Die Zuversicht, dass es bei den «Leafs» bald regelmässig Siege geben wird, ist an einer Person festzumachen: Nummer-1-Draft Auston Matthews. Der 19-jährige Ex-Zürcher hat sein historisches Vier-Tore-Debüt in dieser Form allerdings (noch) nicht bestätigt, er ist aber dennoch mit zehn Punkten alleiniger NHL-Topskorer. Mit so einer Rookie-Perle lässt sich problemlos nach vorne blicken.
Letzte Saison: 25.
════════════════════
## AUFGABEN
1. Gib den Absatz des Textauszugs, der mit „Die Zuversicht, dass es“ beginnt, als kurze Stichpunktliste wieder und behalte dabei die wesentlichen Fakten.
2. Mit wie vielen Punkten führt Auston Matthews laut Textauszug die NHL-Skorerliste an?
3. Knüpfe an das Ende des Textauszugs über die «Leafs» und Auston Matthews an und schreibe ihn weiter.
Die Auflistung wird hier nicht gebraucht.

## QUELLMATERIAL
════════════════════
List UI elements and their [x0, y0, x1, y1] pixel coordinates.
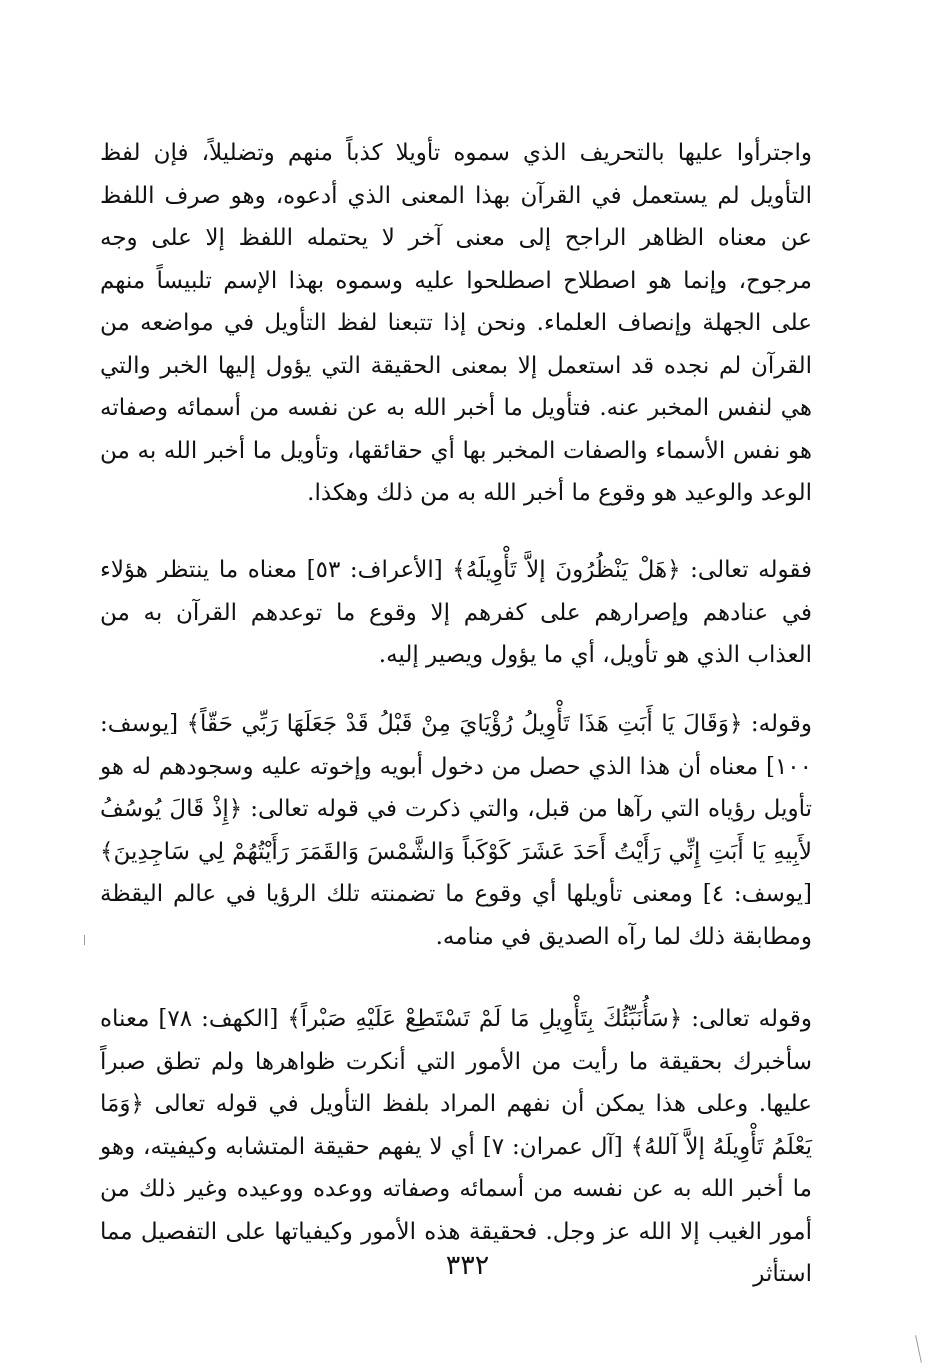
════════════════════
## LÖSUNGEN
1.
- Die Hoffnung auf baldige regelmässige Siege der «Leafs» ruht auf Auston Matthews, der Nummer 1 im Draft.
- Der 19-jährige Ex-Zürcher hat sein historisches Vier-Tore-Debüt in dieser Form noch nicht bestätigt.
- Mit zehn Punkten ist er dennoch alleiniger Topskorer der NHL.
- Mit diesem Rookie lässt sich problemlos nach vorne blicken.

2. Mit zehn Punkten.

3.
Ähnlich sieht es bei den Winnipeg Jets aus, dem «neusten» NHL-Team (2011 aus den Atlanta Thashers hervorgegangen): Die Franchise nimmt Schritt für Schritt und scheint in dieser Saison defensiv einen weiter zu sein. Die Offensive ist dafür eng mit dem Namen Patrik Laine verknüpft. Vom 18-jährigen Finnen, der dem Team schon den Prestige-Sieg gegen Toronto beschert hat, erhofft man sich, dass er noch besser wird, als er es schon ist. Wird er es, sind die Jets bald Playoff-Kandidat.
Zum Start: Letzte Saison hatten die Canadiens den besten Saisonstart seit.. irgendwann. Und danach folgte der grosse Absturtz. Es sind Parallelen erkennbar.